## What to work on
In the passage on Blake's Zoas and the evolution of a monotheistic god, which spectre is named as the most fundamental?

## Extract to read
++++++++++++++++++++

Within biblical history there was a development of this monotheistic god from creator out of nothing of everything, to jealous god who was Father of All, and finally with the coming of Paulism was associated with an Avatar – The Christ, and then with the coming of reason became a transcendental ideal of Spinoza and the later Deists. The whole question was how did this evolution of a single monotheistic god occur. It could not be explained with the idea of different generations of gods as the changes in Greek Polytheism were explained. But these deep structural changes as seen in the Zoas of Blake occur due to changes in us mirrored in the absolute. And so that is why it is so important to link the story of the Zoas in Blake and the phenomenological unfolding of consciousness in Hegel.

The key idea here is that the there are fractures in the absolute, so the whoness of God has structural changes that it undergoes and this is due to the fundamental changes we undergo historically which changes our relation to God and thus the personality we attribute to God. What Blake tells us is that the continuity that flows through those structural changes is spirit, which we see in the spectres. And the most fundamental of the spectres is Imagination, which we know from Kant is the intermediary between reason and the senses that produces a priori syntheses. Imagination is the key to Kant’s retrenchment against Humean skepticism. Blake saw prophecy as being creative, much like the Vedic seers, and so it was the poets who were in touch with the creative god, the one who owned the earth and was its creator. But once the world was created, along the Semitic lines where there was a Father of the Gods, God the Father was vengeful, jealous, and full of emotions and the largess of Patriarchalism. This is not the god who walked in the Garden and saw that what was created was good, but this was the god of the contract who brought his wrath down on those how did not fulfill the contract. The whole idea that humans could fulfill a contract with a God is a very extreme idea, because constancy goes against human nature. As long as the contract was the Abrahamic kind of largess then humans could fulfill that because it just meant being who they are, and they were given Israel and told to be fruitful and multiply, which is something they could do easily. But keeping to commandments were not in human nature, and so having a contract with curses on both sides for those who broke the contract of Moses which was the kind of contracts that occurred between nations was doomed to failure. And we can see that doomed quality acted out in the Hebrew bible as woes were visited on Israel because it did not live up to its contract with its god, and that god became angry and turned against the chosen people.

++++++++++++++++++++

## Provided material
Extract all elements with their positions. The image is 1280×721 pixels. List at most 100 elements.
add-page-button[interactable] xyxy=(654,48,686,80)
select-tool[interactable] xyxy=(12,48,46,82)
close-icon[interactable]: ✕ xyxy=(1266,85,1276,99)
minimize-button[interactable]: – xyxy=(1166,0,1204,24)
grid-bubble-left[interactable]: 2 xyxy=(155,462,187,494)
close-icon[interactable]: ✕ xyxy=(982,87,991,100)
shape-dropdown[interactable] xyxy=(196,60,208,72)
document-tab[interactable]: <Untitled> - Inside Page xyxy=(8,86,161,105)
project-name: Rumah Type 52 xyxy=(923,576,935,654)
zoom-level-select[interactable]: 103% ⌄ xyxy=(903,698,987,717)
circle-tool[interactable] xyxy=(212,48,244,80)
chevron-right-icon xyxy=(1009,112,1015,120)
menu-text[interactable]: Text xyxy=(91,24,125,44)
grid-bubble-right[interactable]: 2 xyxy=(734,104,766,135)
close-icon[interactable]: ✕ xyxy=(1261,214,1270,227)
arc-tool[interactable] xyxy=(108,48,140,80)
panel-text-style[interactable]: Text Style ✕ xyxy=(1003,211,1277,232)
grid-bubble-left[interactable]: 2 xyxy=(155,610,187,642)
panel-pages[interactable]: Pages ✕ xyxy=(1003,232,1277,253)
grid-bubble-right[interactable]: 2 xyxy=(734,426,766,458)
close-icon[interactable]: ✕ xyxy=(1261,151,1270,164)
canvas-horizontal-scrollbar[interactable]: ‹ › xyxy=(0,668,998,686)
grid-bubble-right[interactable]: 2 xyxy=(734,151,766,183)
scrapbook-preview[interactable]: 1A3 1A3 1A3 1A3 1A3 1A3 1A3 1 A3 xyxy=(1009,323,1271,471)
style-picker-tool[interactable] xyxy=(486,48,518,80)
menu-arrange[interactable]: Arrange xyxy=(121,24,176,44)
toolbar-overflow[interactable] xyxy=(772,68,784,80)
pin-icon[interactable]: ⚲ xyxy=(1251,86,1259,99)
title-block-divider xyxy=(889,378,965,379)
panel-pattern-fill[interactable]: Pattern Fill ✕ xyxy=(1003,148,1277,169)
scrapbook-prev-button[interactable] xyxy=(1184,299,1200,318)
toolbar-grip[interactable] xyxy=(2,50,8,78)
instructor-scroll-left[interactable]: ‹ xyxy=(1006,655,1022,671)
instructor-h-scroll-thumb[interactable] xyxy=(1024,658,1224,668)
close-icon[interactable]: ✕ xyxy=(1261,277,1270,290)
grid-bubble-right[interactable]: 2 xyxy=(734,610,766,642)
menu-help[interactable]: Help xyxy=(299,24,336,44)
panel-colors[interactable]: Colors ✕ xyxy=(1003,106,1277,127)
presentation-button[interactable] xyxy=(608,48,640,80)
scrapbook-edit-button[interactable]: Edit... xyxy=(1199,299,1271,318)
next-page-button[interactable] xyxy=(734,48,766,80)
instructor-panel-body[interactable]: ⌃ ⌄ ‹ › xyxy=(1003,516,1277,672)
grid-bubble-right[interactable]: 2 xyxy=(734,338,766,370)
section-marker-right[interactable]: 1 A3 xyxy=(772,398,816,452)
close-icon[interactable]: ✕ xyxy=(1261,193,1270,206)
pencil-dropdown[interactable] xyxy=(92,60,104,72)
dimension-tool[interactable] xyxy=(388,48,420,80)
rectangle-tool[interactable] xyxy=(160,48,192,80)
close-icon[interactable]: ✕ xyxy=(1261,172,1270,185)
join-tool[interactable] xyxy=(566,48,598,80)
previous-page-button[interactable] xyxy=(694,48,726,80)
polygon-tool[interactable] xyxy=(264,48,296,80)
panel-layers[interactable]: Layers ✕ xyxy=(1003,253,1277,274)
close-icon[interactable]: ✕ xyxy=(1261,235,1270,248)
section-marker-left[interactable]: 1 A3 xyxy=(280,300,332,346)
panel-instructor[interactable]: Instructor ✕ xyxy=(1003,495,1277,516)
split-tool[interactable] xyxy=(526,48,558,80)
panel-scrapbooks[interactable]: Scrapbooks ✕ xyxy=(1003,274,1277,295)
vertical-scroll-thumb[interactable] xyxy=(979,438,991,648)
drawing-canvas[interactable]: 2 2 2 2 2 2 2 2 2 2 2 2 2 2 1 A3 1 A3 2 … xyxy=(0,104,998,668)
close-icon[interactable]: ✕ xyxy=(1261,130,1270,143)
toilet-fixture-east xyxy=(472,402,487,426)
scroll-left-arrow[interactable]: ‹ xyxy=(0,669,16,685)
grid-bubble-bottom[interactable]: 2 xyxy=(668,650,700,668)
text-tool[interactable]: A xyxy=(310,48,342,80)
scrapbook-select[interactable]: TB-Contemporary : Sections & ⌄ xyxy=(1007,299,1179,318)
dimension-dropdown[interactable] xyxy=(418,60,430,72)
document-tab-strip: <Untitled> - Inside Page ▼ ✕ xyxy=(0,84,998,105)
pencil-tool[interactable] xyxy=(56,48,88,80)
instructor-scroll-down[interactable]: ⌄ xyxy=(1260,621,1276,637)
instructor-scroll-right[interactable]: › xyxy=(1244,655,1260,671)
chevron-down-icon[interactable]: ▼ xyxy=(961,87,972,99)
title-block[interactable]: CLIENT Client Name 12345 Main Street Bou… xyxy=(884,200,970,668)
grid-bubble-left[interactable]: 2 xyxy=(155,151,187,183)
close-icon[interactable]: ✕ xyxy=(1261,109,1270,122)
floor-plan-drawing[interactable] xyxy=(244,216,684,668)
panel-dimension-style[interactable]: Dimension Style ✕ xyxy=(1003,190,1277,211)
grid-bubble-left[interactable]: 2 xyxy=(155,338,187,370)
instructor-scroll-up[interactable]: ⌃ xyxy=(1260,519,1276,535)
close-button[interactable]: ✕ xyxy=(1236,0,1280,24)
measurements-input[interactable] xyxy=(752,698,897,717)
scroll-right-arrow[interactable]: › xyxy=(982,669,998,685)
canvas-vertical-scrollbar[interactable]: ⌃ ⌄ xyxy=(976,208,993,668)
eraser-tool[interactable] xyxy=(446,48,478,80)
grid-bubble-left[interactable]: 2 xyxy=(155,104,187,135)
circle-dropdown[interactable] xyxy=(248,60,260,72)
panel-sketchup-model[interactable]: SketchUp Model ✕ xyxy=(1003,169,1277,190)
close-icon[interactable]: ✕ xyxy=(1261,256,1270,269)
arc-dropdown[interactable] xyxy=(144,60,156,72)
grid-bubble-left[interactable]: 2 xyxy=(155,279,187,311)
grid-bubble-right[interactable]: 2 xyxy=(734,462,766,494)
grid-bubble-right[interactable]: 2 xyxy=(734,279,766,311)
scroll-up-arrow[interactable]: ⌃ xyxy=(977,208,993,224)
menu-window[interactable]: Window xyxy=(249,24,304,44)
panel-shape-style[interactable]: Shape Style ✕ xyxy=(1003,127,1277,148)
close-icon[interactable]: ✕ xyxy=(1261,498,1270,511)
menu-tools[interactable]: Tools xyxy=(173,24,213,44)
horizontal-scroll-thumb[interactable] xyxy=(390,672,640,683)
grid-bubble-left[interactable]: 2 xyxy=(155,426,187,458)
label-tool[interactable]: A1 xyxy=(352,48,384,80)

++++++++++++++++++++

## Exercise response
Imagination